**DESCRIPTION OF THE TASK:** Each record below should be output verbatim, without pictures.

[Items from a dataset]
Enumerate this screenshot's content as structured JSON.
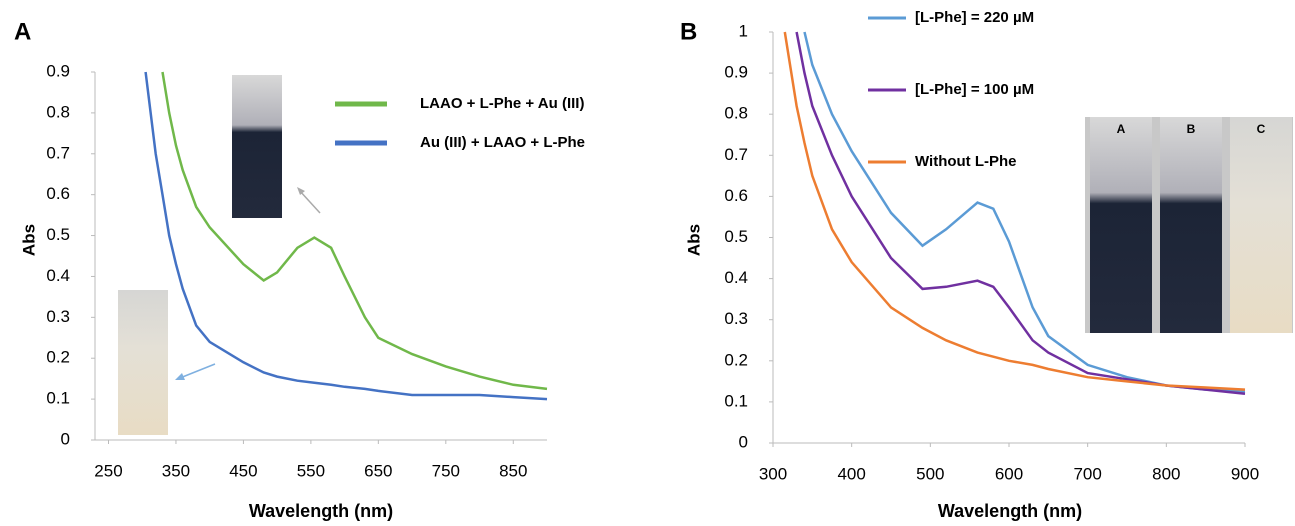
{
  "chart_data": [
    {
      "type": "line",
      "panel_label": "A",
      "x_label": "Wavelength (nm)",
      "y_label": "Abs",
      "x": [
        305,
        320,
        330,
        340,
        350,
        360,
        380,
        400,
        450,
        480,
        500,
        530,
        555,
        580,
        600,
        630,
        650,
        700,
        750,
        800,
        850,
        900
      ],
      "series": [
        {
          "name": "LAAO + L-Phe + Au (III)",
          "color": "#70b84a",
          "values": [
            null,
            null,
            0.9,
            0.8,
            0.72,
            0.66,
            0.57,
            0.52,
            0.43,
            0.39,
            0.41,
            0.47,
            0.495,
            0.47,
            0.4,
            0.3,
            0.25,
            0.21,
            0.18,
            0.155,
            0.135,
            0.125
          ]
        },
        {
          "name": "Au (III) + LAAO + L-Phe",
          "color": "#4472c4",
          "values": [
            0.9,
            0.7,
            0.6,
            0.5,
            0.43,
            0.37,
            0.28,
            0.24,
            0.19,
            0.165,
            0.155,
            0.145,
            0.14,
            0.135,
            0.13,
            0.125,
            0.12,
            0.11,
            0.11,
            0.11,
            0.105,
            0.1
          ]
        }
      ],
      "xlim": [
        230,
        900
      ],
      "xticks": [
        250,
        350,
        450,
        550,
        650,
        750,
        850
      ],
      "ylim": [
        0,
        0.9
      ],
      "yticks": [
        0,
        0.1,
        0.2,
        0.3,
        0.4,
        0.5,
        0.6,
        0.7,
        0.8,
        0.9
      ],
      "legend": "upper right"
    },
    {
      "type": "line",
      "panel_label": "B",
      "x_label": "Wavelength (nm)",
      "y_label": "Abs",
      "inset_labels": [
        "A",
        "B",
        "C"
      ],
      "x": [
        315,
        330,
        340,
        350,
        375,
        400,
        450,
        490,
        520,
        560,
        580,
        600,
        630,
        650,
        700,
        750,
        800,
        850,
        900
      ],
      "series": [
        {
          "name": "[L-Phe] = 220 µM",
          "color": "#5b9bd5",
          "values": [
            null,
            null,
            1.0,
            0.92,
            0.8,
            0.71,
            0.56,
            0.48,
            0.52,
            0.585,
            0.57,
            0.49,
            0.33,
            0.26,
            0.19,
            0.16,
            0.14,
            0.13,
            0.125
          ]
        },
        {
          "name": "[L-Phe] = 100 µM",
          "color": "#7030a0",
          "values": [
            null,
            1.0,
            0.9,
            0.82,
            0.7,
            0.6,
            0.45,
            0.375,
            0.38,
            0.395,
            0.38,
            0.33,
            0.25,
            0.22,
            0.17,
            0.155,
            0.14,
            0.13,
            0.12
          ]
        },
        {
          "name": "Without L-Phe",
          "color": "#ed7d31",
          "values": [
            1.0,
            0.82,
            0.73,
            0.65,
            0.52,
            0.44,
            0.33,
            0.28,
            0.25,
            0.22,
            0.21,
            0.2,
            0.19,
            0.18,
            0.16,
            0.15,
            0.14,
            0.135,
            0.13
          ]
        }
      ],
      "xlim": [
        300,
        900
      ],
      "xticks": [
        300,
        400,
        500,
        600,
        700,
        800,
        900
      ],
      "ylim": [
        0,
        1
      ],
      "yticks": [
        0,
        0.1,
        0.2,
        0.3,
        0.4,
        0.5,
        0.6,
        0.7,
        0.8,
        0.9,
        1
      ],
      "legend": "upper left"
    }
  ]
}
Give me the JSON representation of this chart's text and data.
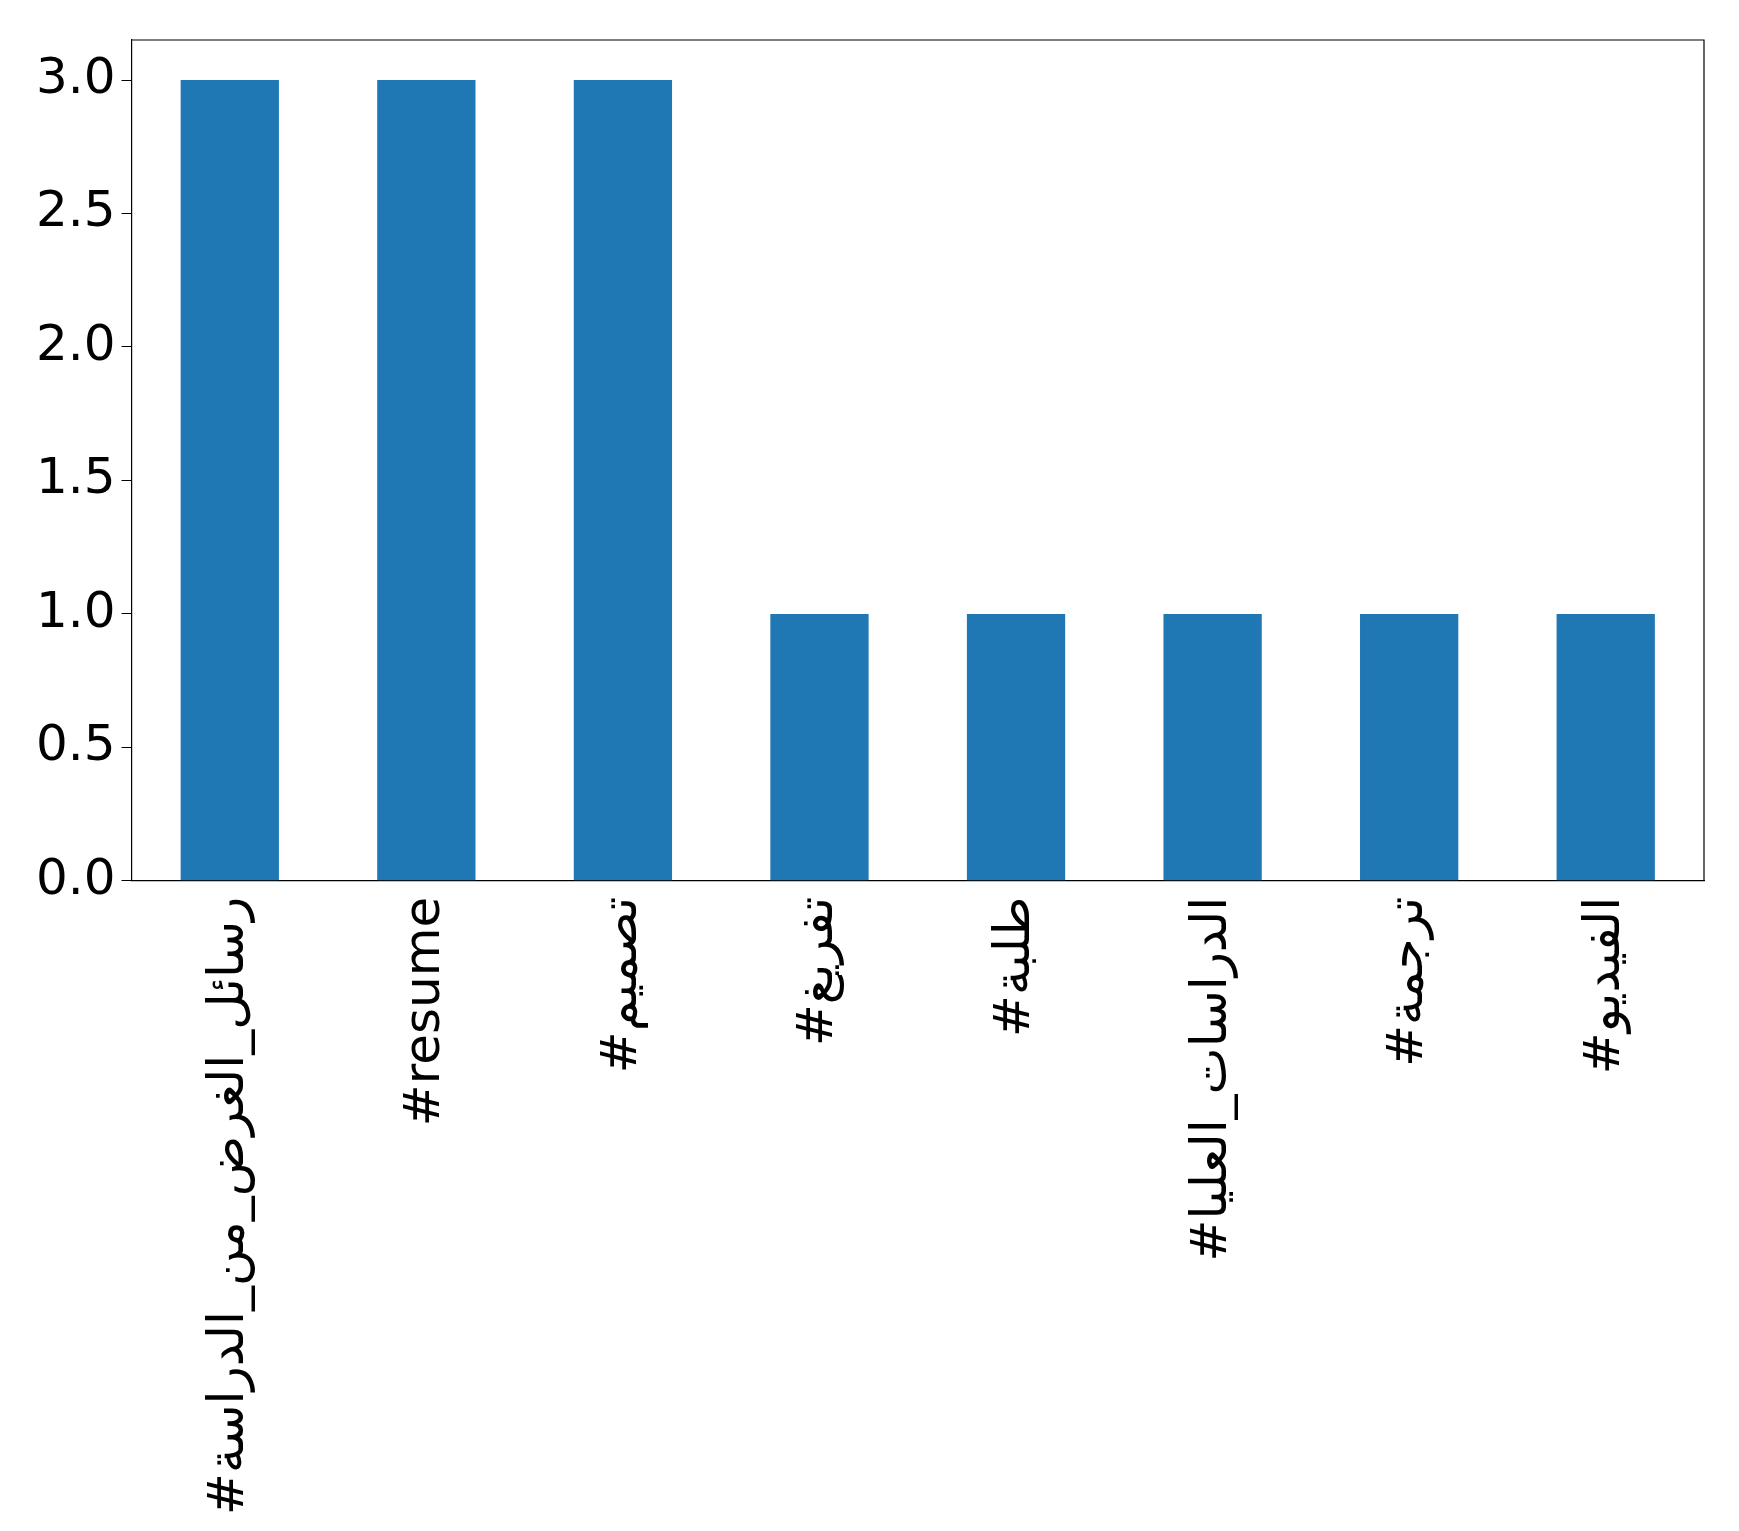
{
  "chart_data": {
    "type": "bar",
    "categories": [
      "#رسائل_الغرض_من_الدراسة",
      "#resume",
      "#تصميم",
      "#تفريغ",
      "#طلبة",
      "#الدراسات_العليا",
      "#ترجمة",
      "#الفيديو"
    ],
    "values": [
      3,
      3,
      3,
      1,
      1,
      1,
      1,
      1
    ],
    "color": "#1f77b4",
    "ylim": [
      0,
      3.15
    ],
    "yticks": [
      {
        "value": 0,
        "label": "0.0"
      },
      {
        "value": 0.5,
        "label": "0.5"
      },
      {
        "value": 1,
        "label": "1.0"
      },
      {
        "value": 1.5,
        "label": "1.5"
      },
      {
        "value": 2,
        "label": "2.0"
      },
      {
        "value": 2.5,
        "label": "2.5"
      },
      {
        "value": 3,
        "label": "3.0"
      }
    ],
    "grid": false,
    "legend": false
  }
}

**ANSWER TO THIS TASK:**
Enumerate this screenshot's content as structured JSON.
{
  "chart_data": [
    {
      "type": "line",
      "panel_label": "A",
      "x_label": "Wavelength (nm)",
      "y_label": "Abs",
      "x": [
        305,
        320,
        330,
        340,
        350,
        360,
        380,
        400,
        450,
        480,
        500,
        530,
        555,
        580,
        600,
        630,
        650,
        700,
        750,
        800,
        850,
        900
      ],
      "series": [
        {
          "name": "LAAO + L-Phe + Au (III)",
          "color": "#70b84a",
          "values": [
            null,
            null,
            0.9,
            0.8,
            0.72,
            0.66,
            0.57,
            0.52,
            0.43,
            0.39,
            0.41,
            0.47,
            0.495,
            0.47,
            0.4,
            0.3,
            0.25,
            0.21,
            0.18,
            0.155,
            0.135,
            0.125
          ]
        },
        {
          "name": "Au (III) + LAAO + L-Phe",
          "color": "#4472c4",
          "values": [
            0.9,
            0.7,
            0.6,
            0.5,
            0.43,
            0.37,
            0.28,
            0.24,
            0.19,
            0.165,
            0.155,
            0.145,
            0.14,
            0.135,
            0.13,
            0.125,
            0.12,
            0.11,
            0.11,
            0.11,
            0.105,
            0.1
          ]
        }
      ],
      "xlim": [
        230,
        900
      ],
      "xticks": [
        250,
        350,
        450,
        550,
        650,
        750,
        850
      ],
      "ylim": [
        0,
        0.9
      ],
      "yticks": [
        0,
        0.1,
        0.2,
        0.3,
        0.4,
        0.5,
        0.6,
        0.7,
        0.8,
        0.9
      ],
      "legend": "upper right"
    },
    {
      "type": "line",
      "panel_label": "B",
      "x_label": "Wavelength (nm)",
      "y_label": "Abs",
      "inset_labels": [
        "A",
        "B",
        "C"
      ],
      "x": [
        315,
        330,
        340,
        350,
        375,
        400,
        450,
        490,
        520,
        560,
        580,
        600,
        630,
        650,
        700,
        750,
        800,
        850,
        900
      ],
      "series": [
        {
          "name": "[L-Phe] = 220 µM",
          "color": "#5b9bd5",
          "values": [
            null,
            null,
            1.0,
            0.92,
            0.8,
            0.71,
            0.56,
            0.48,
            0.52,
            0.585,
            0.57,
            0.49,
            0.33,
            0.26,
            0.19,
            0.16,
            0.14,
            0.13,
            0.125
          ]
        },
        {
          "name": "[L-Phe] = 100 µM",
          "color": "#7030a0",
          "values": [
            null,
            1.0,
            0.9,
            0.82,
            0.7,
            0.6,
            0.45,
            0.375,
            0.38,
            0.395,
            0.38,
            0.33,
            0.25,
            0.22,
            0.17,
            0.155,
            0.14,
            0.13,
            0.12
          ]
        },
        {
          "name": "Without L-Phe",
          "color": "#ed7d31",
          "values": [
            1.0,
            0.82,
            0.73,
            0.65,
            0.52,
            0.44,
            0.33,
            0.28,
            0.25,
            0.22,
            0.21,
            0.2,
            0.19,
            0.18,
            0.16,
            0.15,
            0.14,
            0.135,
            0.13
          ]
        }
      ],
      "xlim": [
        300,
        900
      ],
      "xticks": [
        300,
        400,
        500,
        600,
        700,
        800,
        900
      ],
      "ylim": [
        0,
        1
      ],
      "yticks": [
        0,
        0.1,
        0.2,
        0.3,
        0.4,
        0.5,
        0.6,
        0.7,
        0.8,
        0.9,
        1
      ],
      "legend": "upper left"
    }
  ]
}
Give me the JSON representation of this chart's text and data.
{
  "chart_data": {
    "type": "bar",
    "categories": [
      "#رسائل_الغرض_من_الدراسة",
      "#resume",
      "#تصميم",
      "#تفريغ",
      "#طلبة",
      "#الدراسات_العليا",
      "#ترجمة",
      "#الفيديو"
    ],
    "values": [
      3,
      3,
      3,
      1,
      1,
      1,
      1,
      1
    ],
    "color": "#1f77b4",
    "ylim": [
      0,
      3.15
    ],
    "yticks": [
      {
        "value": 0,
        "label": "0.0"
      },
      {
        "value": 0.5,
        "label": "0.5"
      },
      {
        "value": 1,
        "label": "1.0"
      },
      {
        "value": 1.5,
        "label": "1.5"
      },
      {
        "value": 2,
        "label": "2.0"
      },
      {
        "value": 2.5,
        "label": "2.5"
      },
      {
        "value": 3,
        "label": "3.0"
      }
    ],
    "grid": false,
    "legend": false
  }
}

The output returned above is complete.